Please give the count of lines holding the string "label" and nothing besides.

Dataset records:
## Begin

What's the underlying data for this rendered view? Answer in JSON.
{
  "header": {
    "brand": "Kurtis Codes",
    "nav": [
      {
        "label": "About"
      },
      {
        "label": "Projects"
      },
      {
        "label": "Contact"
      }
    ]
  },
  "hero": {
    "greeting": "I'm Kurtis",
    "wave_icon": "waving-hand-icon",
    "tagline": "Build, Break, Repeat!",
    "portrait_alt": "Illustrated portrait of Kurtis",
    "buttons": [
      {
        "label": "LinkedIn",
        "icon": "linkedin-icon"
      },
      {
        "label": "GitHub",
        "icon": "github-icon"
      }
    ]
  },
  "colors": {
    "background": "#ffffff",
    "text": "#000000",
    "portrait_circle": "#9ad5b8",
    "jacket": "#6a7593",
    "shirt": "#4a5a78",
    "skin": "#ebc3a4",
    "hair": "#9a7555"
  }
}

## End

Solved exercise:
5